* _Excerpted data_

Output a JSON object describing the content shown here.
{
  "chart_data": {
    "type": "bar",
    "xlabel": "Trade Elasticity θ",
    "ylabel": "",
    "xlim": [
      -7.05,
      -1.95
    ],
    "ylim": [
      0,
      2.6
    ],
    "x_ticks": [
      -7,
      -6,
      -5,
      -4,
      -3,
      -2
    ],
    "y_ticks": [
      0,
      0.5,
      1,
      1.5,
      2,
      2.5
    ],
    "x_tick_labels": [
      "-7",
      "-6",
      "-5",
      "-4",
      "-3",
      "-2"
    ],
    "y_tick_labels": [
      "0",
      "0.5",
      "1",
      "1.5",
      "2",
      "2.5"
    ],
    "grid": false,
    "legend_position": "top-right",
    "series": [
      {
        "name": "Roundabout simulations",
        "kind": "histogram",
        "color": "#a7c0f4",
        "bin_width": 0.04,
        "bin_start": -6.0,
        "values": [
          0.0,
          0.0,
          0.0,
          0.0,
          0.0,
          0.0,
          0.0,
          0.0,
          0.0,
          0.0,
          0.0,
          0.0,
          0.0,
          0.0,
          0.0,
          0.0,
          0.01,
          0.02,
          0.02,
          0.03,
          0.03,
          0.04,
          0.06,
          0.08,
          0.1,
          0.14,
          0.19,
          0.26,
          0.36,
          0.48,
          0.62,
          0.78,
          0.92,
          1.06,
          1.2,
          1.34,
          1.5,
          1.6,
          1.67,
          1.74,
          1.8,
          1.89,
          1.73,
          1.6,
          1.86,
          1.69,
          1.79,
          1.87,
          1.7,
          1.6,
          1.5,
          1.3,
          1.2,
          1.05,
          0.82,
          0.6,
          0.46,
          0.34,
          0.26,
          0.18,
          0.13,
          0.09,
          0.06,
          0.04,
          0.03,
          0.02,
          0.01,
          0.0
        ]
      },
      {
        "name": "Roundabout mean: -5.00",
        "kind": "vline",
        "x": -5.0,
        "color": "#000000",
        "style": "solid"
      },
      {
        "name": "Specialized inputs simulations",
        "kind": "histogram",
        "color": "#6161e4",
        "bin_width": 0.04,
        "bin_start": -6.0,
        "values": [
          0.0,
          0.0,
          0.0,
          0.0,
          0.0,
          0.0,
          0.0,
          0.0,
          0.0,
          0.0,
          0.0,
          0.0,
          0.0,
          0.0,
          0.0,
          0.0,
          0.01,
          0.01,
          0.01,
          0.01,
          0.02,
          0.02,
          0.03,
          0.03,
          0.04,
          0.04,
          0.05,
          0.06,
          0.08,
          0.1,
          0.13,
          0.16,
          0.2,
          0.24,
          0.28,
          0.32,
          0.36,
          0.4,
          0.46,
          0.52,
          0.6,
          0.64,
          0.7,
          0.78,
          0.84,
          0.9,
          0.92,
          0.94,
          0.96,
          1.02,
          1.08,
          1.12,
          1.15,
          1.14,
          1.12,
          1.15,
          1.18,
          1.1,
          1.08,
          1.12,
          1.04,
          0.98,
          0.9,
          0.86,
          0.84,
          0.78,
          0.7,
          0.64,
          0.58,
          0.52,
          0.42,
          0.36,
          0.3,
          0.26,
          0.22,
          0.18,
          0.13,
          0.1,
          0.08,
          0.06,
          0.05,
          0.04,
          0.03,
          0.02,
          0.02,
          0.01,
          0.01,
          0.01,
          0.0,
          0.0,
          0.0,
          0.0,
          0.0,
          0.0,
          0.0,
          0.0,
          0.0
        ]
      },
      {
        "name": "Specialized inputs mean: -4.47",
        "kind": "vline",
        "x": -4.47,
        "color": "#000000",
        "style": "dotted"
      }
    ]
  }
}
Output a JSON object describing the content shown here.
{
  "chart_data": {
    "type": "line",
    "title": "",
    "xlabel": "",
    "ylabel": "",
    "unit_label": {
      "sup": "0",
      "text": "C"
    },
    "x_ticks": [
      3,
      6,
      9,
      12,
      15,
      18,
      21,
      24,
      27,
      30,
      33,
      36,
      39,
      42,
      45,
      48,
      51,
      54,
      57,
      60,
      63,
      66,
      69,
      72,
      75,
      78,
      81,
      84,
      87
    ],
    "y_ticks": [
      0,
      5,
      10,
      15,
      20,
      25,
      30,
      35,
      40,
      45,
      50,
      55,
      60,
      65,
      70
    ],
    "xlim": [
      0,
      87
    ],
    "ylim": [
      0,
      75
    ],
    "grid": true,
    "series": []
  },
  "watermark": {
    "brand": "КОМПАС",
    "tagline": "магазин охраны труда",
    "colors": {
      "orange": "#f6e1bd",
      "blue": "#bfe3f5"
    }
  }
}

* _What you are asked to do_
Return every line exactly.

* _The completed task_
Output a JSON object describing the content shown here.
{
  "chart_data": {
    "type": "bar",
    "xlabel": "Trade Elasticity θ",
    "ylabel": "",
    "xlim": [
      -7.05,
      -1.95
    ],
    "ylim": [
      0,
      2.6
    ],
    "x_ticks": [
      -7,
      -6,
      -5,
      -4,
      -3,
      -2
    ],
    "y_ticks": [
      0,
      0.5,
      1,
      1.5,
      2,
      2.5
    ],
    "x_tick_labels": [
      "-7",
      "-6",
      "-5",
      "-4",
      "-3",
      "-2"
    ],
    "y_tick_labels": [
      "0",
      "0.5",
      "1",
      "1.5",
      "2",
      "2.5"
    ],
    "grid": false,
    "legend_position": "top-right",
    "series": [
      {
        "name": "Roundabout simulations",
        "kind": "histogram",
        "color": "#a7c0f4",
        "bin_width": 0.04,
        "bin_start": -6.0,
        "values": [
          0.0,
          0.0,
          0.0,
          0.0,
          0.0,
          0.0,
          0.0,
          0.0,
          0.0,
          0.0,
          0.0,
          0.0,
          0.0,
          0.0,
          0.0,
          0.0,
          0.01,
          0.02,
          0.02,
          0.03,
          0.03,
          0.04,
          0.06,
          0.08,
          0.1,
          0.14,
          0.19,
          0.26,
          0.36,
          0.48,
          0.62,
          0.78,
          0.92,
          1.06,
          1.2,
          1.34,
          1.5,
          1.6,
          1.67,
          1.74,
          1.8,
          1.89,
          1.73,
          1.6,
          1.86,
          1.69,
          1.79,
          1.87,
          1.7,
          1.6,
          1.5,
          1.3,
          1.2,
          1.05,
          0.82,
          0.6,
          0.46,
          0.34,
          0.26,
          0.18,
          0.13,
          0.09,
          0.06,
          0.04,
          0.03,
          0.02,
          0.01,
          0.0
        ]
      },
      {
        "name": "Roundabout mean: -5.00",
        "kind": "vline",
        "x": -5.0,
        "color": "#000000",
        "style": "solid"
      },
      {
        "name": "Specialized inputs simulations",
        "kind": "histogram",
        "color": "#6161e4",
        "bin_width": 0.04,
        "bin_start": -6.0,
        "values": [
          0.0,
          0.0,
          0.0,
          0.0,
          0.0,
          0.0,
          0.0,
          0.0,
          0.0,
          0.0,
          0.0,
          0.0,
          0.0,
          0.0,
          0.0,
          0.0,
          0.01,
          0.01,
          0.01,
          0.01,
          0.02,
          0.02,
          0.03,
          0.03,
          0.04,
          0.04,
          0.05,
          0.06,
          0.08,
          0.1,
          0.13,
          0.16,
          0.2,
          0.24,
          0.28,
          0.32,
          0.36,
          0.4,
          0.46,
          0.52,
          0.6,
          0.64,
          0.7,
          0.78,
          0.84,
          0.9,
          0.92,
          0.94,
          0.96,
          1.02,
          1.08,
          1.12,
          1.15,
          1.14,
          1.12,
          1.15,
          1.18,
          1.1,
          1.08,
          1.12,
          1.04,
          0.98,
          0.9,
          0.86,
          0.84,
          0.78,
          0.7,
          0.64,
          0.58,
          0.52,
          0.42,
          0.36,
          0.3,
          0.26,
          0.22,
          0.18,
          0.13,
          0.1,
          0.08,
          0.06,
          0.05,
          0.04,
          0.03,
          0.02,
          0.02,
          0.01,
          0.01,
          0.01,
          0.0,
          0.0,
          0.0,
          0.0,
          0.0,
          0.0,
          0.0,
          0.0,
          0.0
        ]
      },
      {
        "name": "Specialized inputs mean: -4.47",
        "kind": "vline",
        "x": -4.47,
        "color": "#000000",
        "style": "dotted"
      }
    ]
  }
}
Output a JSON object describing the content shown here.
{
  "chart_data": {
    "type": "line",
    "title": "",
    "xlabel": "",
    "ylabel": "",
    "unit_label": {
      "sup": "0",
      "text": "C"
    },
    "x_ticks": [
      3,
      6,
      9,
      12,
      15,
      18,
      21,
      24,
      27,
      30,
      33,
      36,
      39,
      42,
      45,
      48,
      51,
      54,
      57,
      60,
      63,
      66,
      69,
      72,
      75,
      78,
      81,
      84,
      87
    ],
    "y_ticks": [
      0,
      5,
      10,
      15,
      20,
      25,
      30,
      35,
      40,
      45,
      50,
      55,
      60,
      65,
      70
    ],
    "xlim": [
      0,
      87
    ],
    "ylim": [
      0,
      75
    ],
    "grid": true,
    "series": []
  },
  "watermark": {
    "brand": "КОМПАС",
    "tagline": "магазин охраны труда",
    "colors": {
      "orange": "#f6e1bd",
      "blue": "#bfe3f5"
    }
  }
}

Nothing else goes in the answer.